Pick out every line holding the string "small" and copy it.

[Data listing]
════════════════════
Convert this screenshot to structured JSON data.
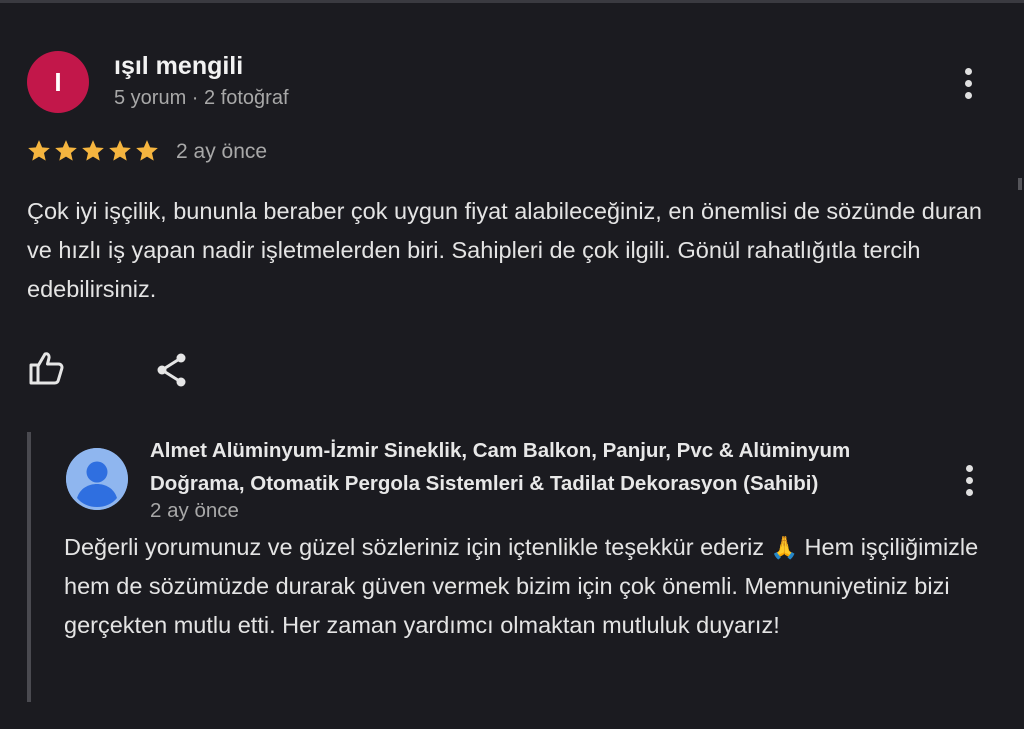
{
  "review": {
    "author_initial": "I",
    "author_name": "ışıl mengili",
    "author_meta": "5 yorum · 2 fotoğraf",
    "rating": 5,
    "time_ago": "2 ay önce",
    "text": "Çok iyi işçilik, bununla beraber çok uygun fiyat alabileceğiniz, en önemlisi de sözünde duran ve hızlı iş yapan nadir işletmelerden biri. Sahipleri de çok ilgili. Gönül rahatlığıtla tercih edebilirsiniz."
  },
  "reply": {
    "owner_name": "Almet Alüminyum-İzmir Sineklik, Cam Balkon, Panjur, Pvc & Alüminyum Doğrama, Otomatik Pergola Sistemleri & Tadilat Dekorasyon (Sahibi)",
    "time_ago": "2 ay önce",
    "text": "Değerli yorumunuz ve güzel sözleriniz için içtenlikle teşekkür ederiz",
    "emoji": "🙏",
    "text_rest": "Hem işçiliğimizle hem de sözümüzde durarak güven vermek bizim için çok önemli. Memnuniyetiniz bizi gerçekten mutlu etti. Her zaman yardımcı olmaktan mutluluk duyarız!"
  },
  "icons": {
    "more": "more-vert-icon",
    "like": "thumb-up-icon",
    "share": "share-icon",
    "star": "star-icon"
  },
  "colors": {
    "background": "#1b1b20",
    "star": "#f5b53f",
    "avatar": "#c2174a",
    "owner_avatar": "#8fb6ef"
  }
}
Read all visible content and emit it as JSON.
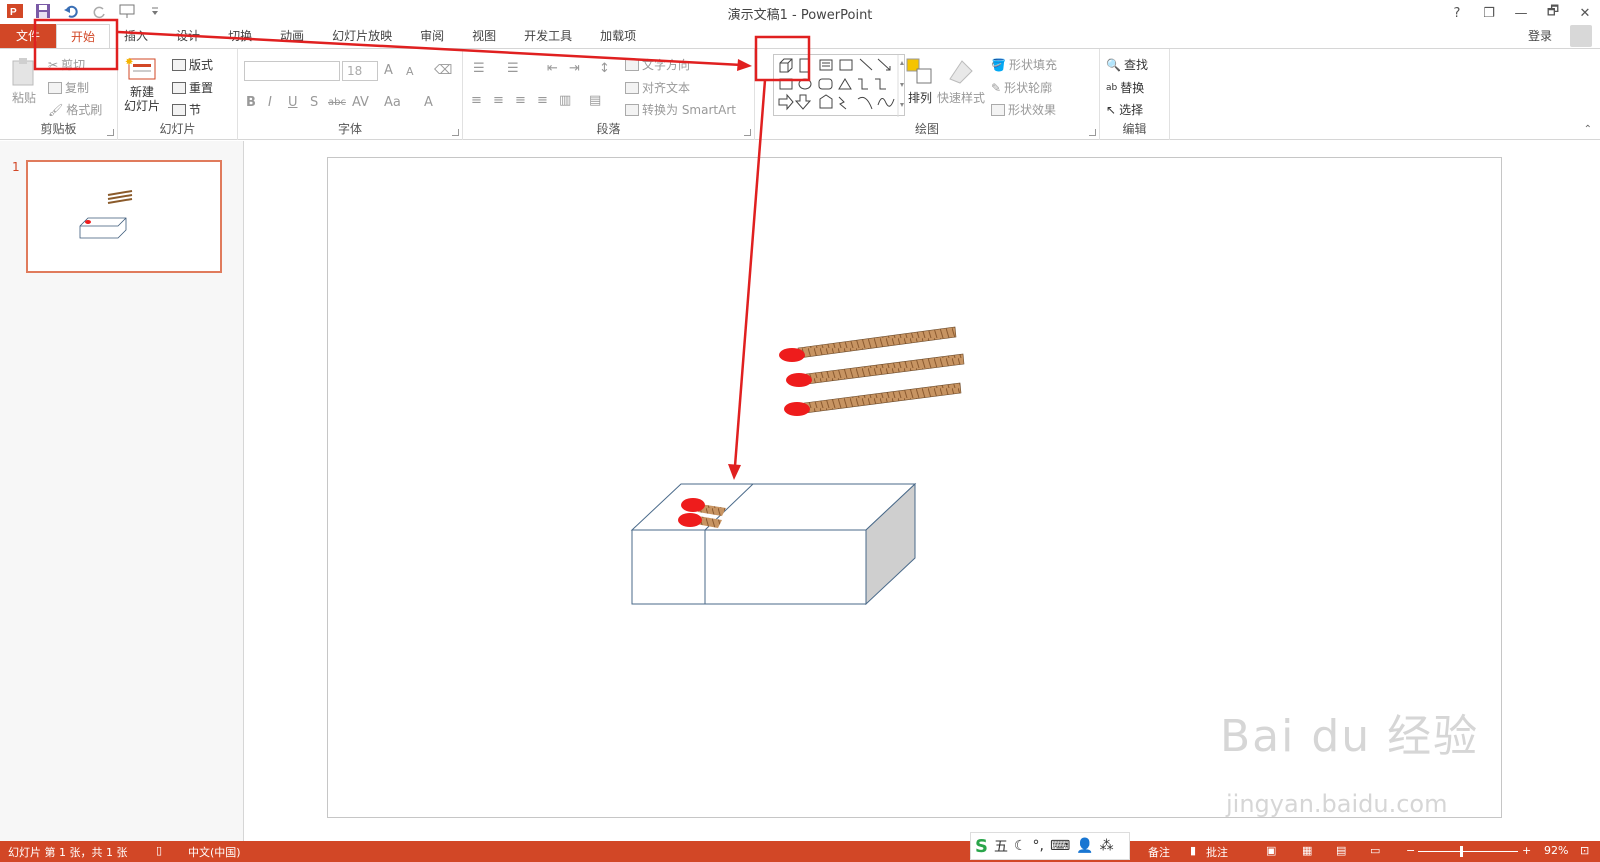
{
  "window": {
    "title": "演示文稿1 - PowerPoint"
  },
  "qat": {
    "icons": [
      "powerpoint-logo-icon",
      "save-icon",
      "undo-icon",
      "redo-icon",
      "presentation-icon",
      "customize-qat-icon"
    ]
  },
  "controls": {
    "help": "?",
    "restore": "❐",
    "minimize": "—",
    "maximize": "🗗",
    "close": "✕"
  },
  "tabs": [
    "文件",
    "开始",
    "插入",
    "设计",
    "切换",
    "动画",
    "幻灯片放映",
    "审阅",
    "视图",
    "开发工具",
    "加载项"
  ],
  "account": {
    "login": "登录"
  },
  "ribbon": {
    "clipboard": {
      "label": "剪贴板",
      "paste": "粘贴",
      "cut": "剪切",
      "copy": "复制",
      "format_painter": "格式刷"
    },
    "slides": {
      "label": "幻灯片",
      "new_slide_1": "新建",
      "new_slide_2": "幻灯片",
      "layout": "版式",
      "reset": "重置",
      "section": "节"
    },
    "font": {
      "label": "字体",
      "font_size": "18",
      "bold": "B",
      "italic": "I",
      "underline": "U",
      "shadow": "S",
      "strikethrough": "abc",
      "spacing": "AV",
      "case": "Aa",
      "color": "A",
      "grow": "A",
      "shrink": "A"
    },
    "paragraph": {
      "label": "段落",
      "text_direction": "文字方向",
      "align_text": "对齐文本",
      "smartart": "转换为 SmartArt"
    },
    "drawing": {
      "label": "绘图",
      "arrange": "排列",
      "quick_styles": "快速样式",
      "shape_fill": "形状填充",
      "shape_outline": "形状轮廓",
      "shape_effects": "形状效果"
    },
    "editing": {
      "label": "编辑",
      "find": "查找",
      "replace": "替换",
      "select": "选择"
    }
  },
  "thumbnail": {
    "number": "1"
  },
  "statusbar": {
    "slide_info": "幻灯片 第 1 张，共 1 张",
    "language": "中文(中国)",
    "notes": "备注",
    "comments": "批注",
    "zoom_out": "−",
    "zoom_in": "+",
    "zoom": "92%"
  },
  "ime": {
    "logo": "S",
    "mode": "五"
  },
  "watermark": {
    "main": "Bai du 经验",
    "url": "jingyan.baidu.com"
  },
  "colors": {
    "accent": "#d24726",
    "annotation": "#e02020",
    "match_head": "#ee1c1c",
    "match_stick": "#b07a4c"
  }
}
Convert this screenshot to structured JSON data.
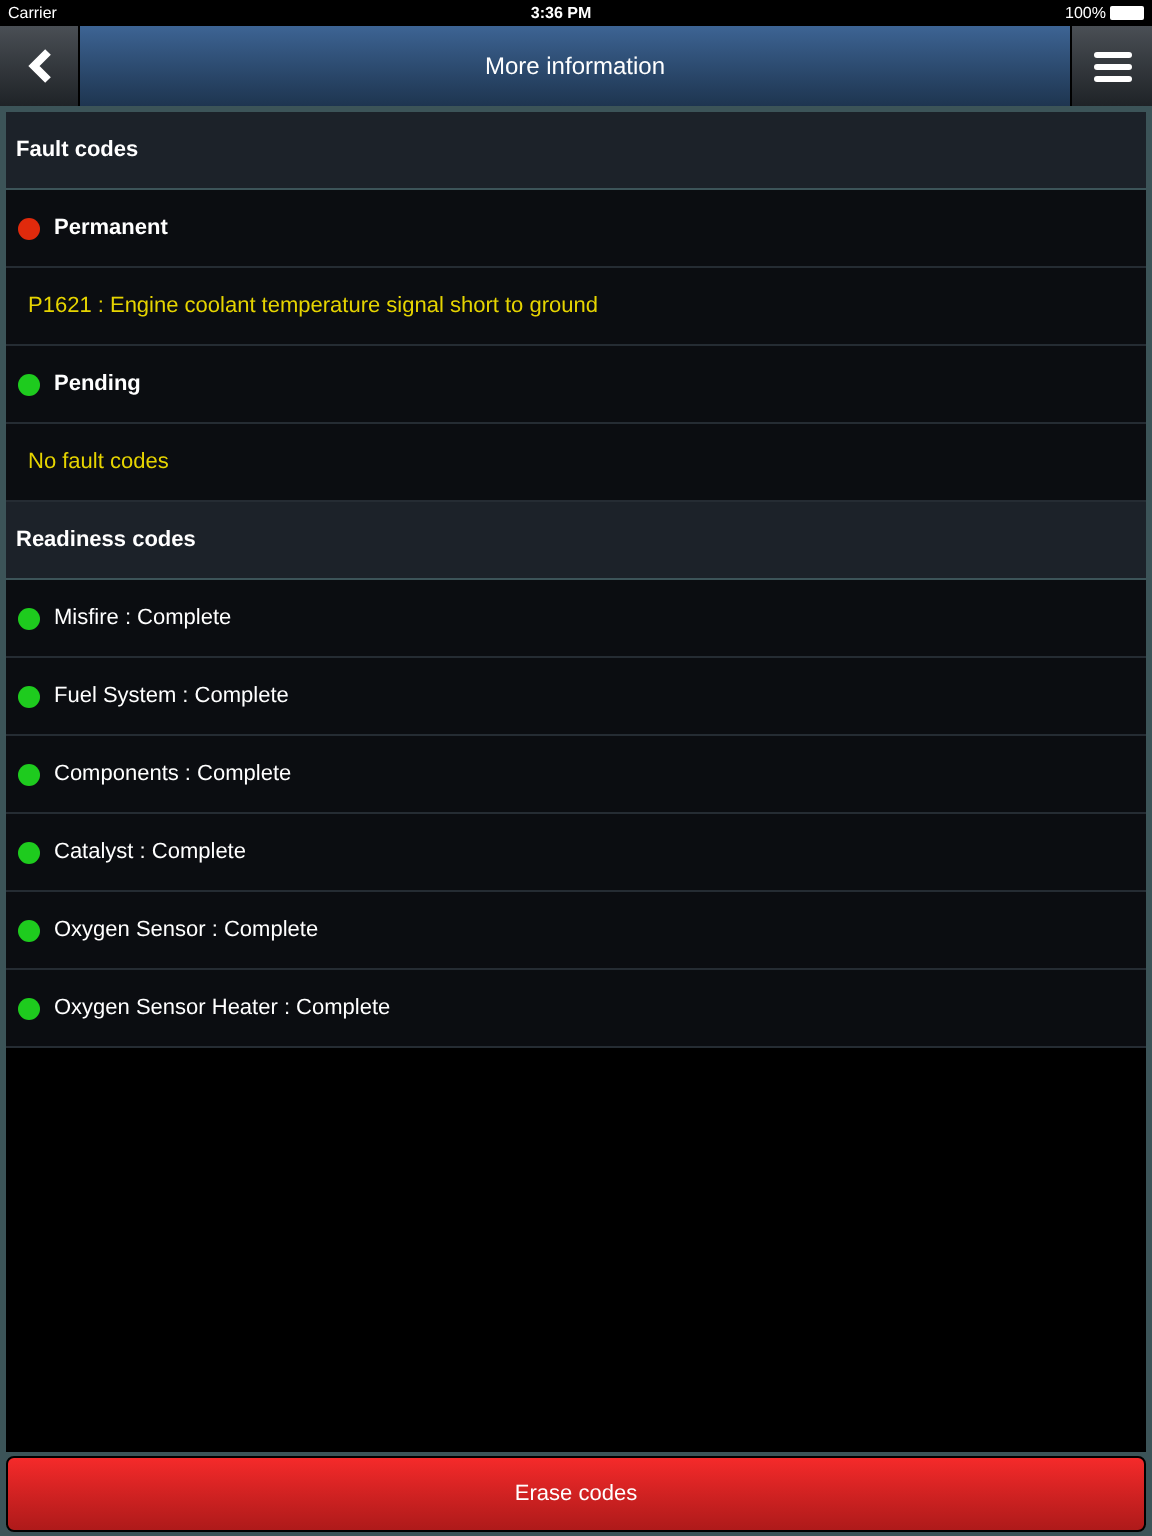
{
  "status_bar": {
    "carrier": "Carrier",
    "time": "3:36 PM",
    "battery": "100%"
  },
  "nav": {
    "title": "More information"
  },
  "rows": [
    {
      "kind": "header",
      "text": "Fault codes"
    },
    {
      "kind": "status",
      "text": "Permanent",
      "color": "#e02a0c"
    },
    {
      "kind": "code",
      "text": "P1621 : Engine coolant temperature signal short to ground"
    },
    {
      "kind": "status",
      "text": "Pending",
      "color": "#1ecb1e"
    },
    {
      "kind": "code",
      "text": "No fault codes"
    },
    {
      "kind": "header",
      "text": "Readiness codes"
    },
    {
      "kind": "item",
      "text": "Misfire : Complete",
      "color": "#1ecb1e"
    },
    {
      "kind": "item",
      "text": "Fuel System : Complete",
      "color": "#1ecb1e"
    },
    {
      "kind": "item",
      "text": "Components : Complete",
      "color": "#1ecb1e"
    },
    {
      "kind": "item",
      "text": "Catalyst : Complete",
      "color": "#1ecb1e"
    },
    {
      "kind": "item",
      "text": "Oxygen Sensor : Complete",
      "color": "#1ecb1e"
    },
    {
      "kind": "item",
      "text": "Oxygen Sensor Heater : Complete",
      "color": "#1ecb1e"
    }
  ],
  "erase_button": "Erase codes"
}
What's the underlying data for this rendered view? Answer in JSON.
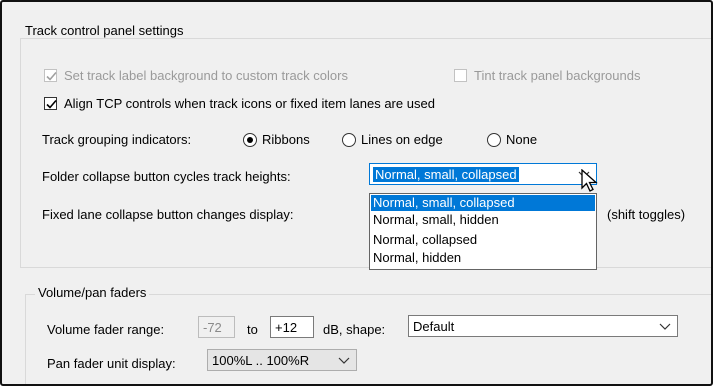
{
  "tcp": {
    "group_title": "Track control panel settings",
    "set_label_bg": {
      "label": "Set track label background to custom track colors",
      "checked": true,
      "disabled": true
    },
    "tint_bg": {
      "label": "Tint track panel backgrounds",
      "checked": false,
      "disabled": true
    },
    "align_tcp": {
      "label": "Align TCP controls when track icons or fixed item lanes are used",
      "checked": true
    },
    "grouping": {
      "label": "Track grouping indicators:",
      "options": [
        "Ribbons",
        "Lines on edge",
        "None"
      ],
      "selected": "Ribbons"
    },
    "folder_collapse": {
      "label": "Folder collapse button cycles track heights:",
      "value": "Normal, small, collapsed"
    },
    "fixed_lane": {
      "label": "Fixed lane collapse button changes display:",
      "suffix": "(shift toggles)"
    },
    "dropdown_options": [
      "Normal, small, collapsed",
      "Normal, small, hidden",
      "Normal, collapsed",
      "Normal, hidden"
    ],
    "dropdown_selected_index": 0
  },
  "volpan": {
    "group_title": "Volume/pan faders",
    "range_label": "Volume fader range:",
    "range_min": "-72",
    "to_label": "to",
    "range_max": "+12",
    "shape_label": "dB, shape:",
    "shape_value": "Default",
    "pan_label": "Pan fader unit display:",
    "pan_value": "100%L .. 100%R"
  },
  "colors": {
    "selection": "#0078d7",
    "dialog_bg": "#f0f0f0"
  }
}
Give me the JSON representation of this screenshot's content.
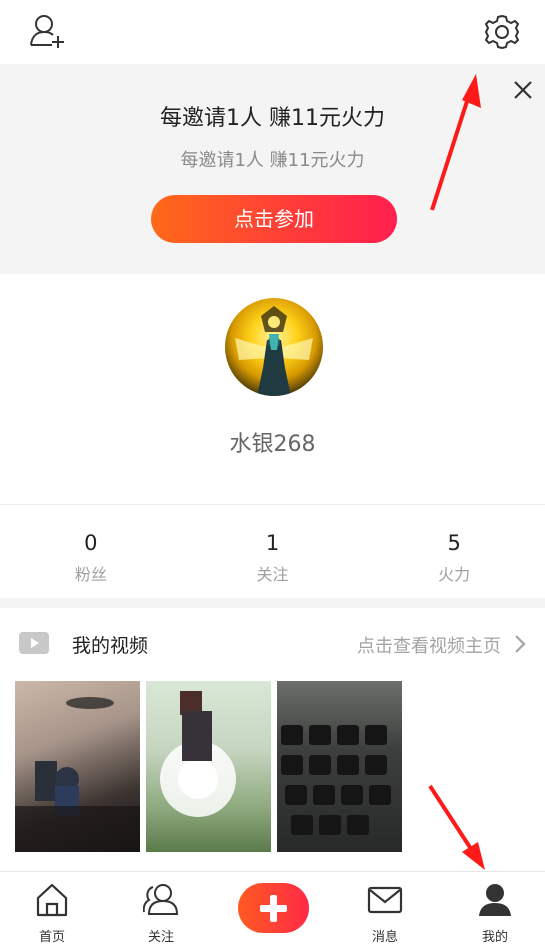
{
  "topbar": {
    "add_user_icon": "add-user-icon",
    "settings_icon": "gear-icon"
  },
  "banner": {
    "title": "每邀请1人 赚11元火力",
    "subtitle": "每邀请1人 赚11元火力",
    "button_label": "点击参加",
    "close_icon": "close-icon",
    "button_colors": [
      "#ff6a1a",
      "#ff1f4f"
    ]
  },
  "profile": {
    "username": "水银268"
  },
  "stats": [
    {
      "value": "0",
      "label": "粉丝"
    },
    {
      "value": "1",
      "label": "关注"
    },
    {
      "value": "5",
      "label": "火力"
    }
  ],
  "videos": {
    "title": "我的视频",
    "link_label": "点击查看视频主页",
    "icon": "play-icon"
  },
  "bottom_nav": {
    "items": [
      {
        "label": "首页",
        "icon": "home-icon"
      },
      {
        "label": "关注",
        "icon": "users-icon"
      },
      {
        "label": "",
        "icon": "plus-icon"
      },
      {
        "label": "消息",
        "icon": "mail-icon"
      },
      {
        "label": "我的",
        "icon": "person-icon"
      }
    ]
  },
  "annotations": {
    "arrow_color": "#ff1a1a"
  }
}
════════════════════
→ WRITTEN SOLUTION
      "value": "Normal, small, collapsed"
      "Normal, small, collapsed",
      "Normal, small, hidden",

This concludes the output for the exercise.